→ REQUIREMENTS
Will you give every entry again exactly as it stands?

********

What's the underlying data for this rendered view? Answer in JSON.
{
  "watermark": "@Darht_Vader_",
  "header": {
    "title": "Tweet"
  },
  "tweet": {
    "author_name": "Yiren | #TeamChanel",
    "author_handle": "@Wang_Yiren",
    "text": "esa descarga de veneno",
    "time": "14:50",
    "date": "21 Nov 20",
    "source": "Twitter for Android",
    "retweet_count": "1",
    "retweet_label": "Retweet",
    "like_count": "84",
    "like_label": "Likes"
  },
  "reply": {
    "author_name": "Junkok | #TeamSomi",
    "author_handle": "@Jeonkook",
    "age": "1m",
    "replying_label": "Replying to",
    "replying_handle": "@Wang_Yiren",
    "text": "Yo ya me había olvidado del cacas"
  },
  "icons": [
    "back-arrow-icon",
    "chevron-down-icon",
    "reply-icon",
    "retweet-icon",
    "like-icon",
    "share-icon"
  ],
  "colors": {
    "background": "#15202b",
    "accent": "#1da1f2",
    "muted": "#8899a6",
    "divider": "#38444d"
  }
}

********

→ OUTPUT BELOW
What's the underlying data for this rendered view? Answer in JSON.
{
  "watermark": "@Darht_Vader_",
  "header": {
    "title": "Tweet"
  },
  "tweet": {
    "author_name": "Yiren | #TeamChanel",
    "author_handle": "@Wang_Yiren",
    "text": "esa descarga de veneno",
    "time": "14:50",
    "date": "21 Nov 20",
    "source": "Twitter for Android",
    "retweet_count": "1",
    "retweet_label": "Retweet",
    "like_count": "84",
    "like_label": "Likes"
  },
  "reply": {
    "author_name": "Junkok | #TeamSomi",
    "author_handle": "@Jeonkook",
    "age": "1m",
    "replying_label": "Replying to",
    "replying_handle": "@Wang_Yiren",
    "text": "Yo ya me había olvidado del cacas"
  },
  "icons": [
    "back-arrow-icon",
    "chevron-down-icon",
    "reply-icon",
    "retweet-icon",
    "like-icon",
    "share-icon"
  ],
  "colors": {
    "background": "#15202b",
    "accent": "#1da1f2",
    "muted": "#8899a6",
    "divider": "#38444d"
  }
}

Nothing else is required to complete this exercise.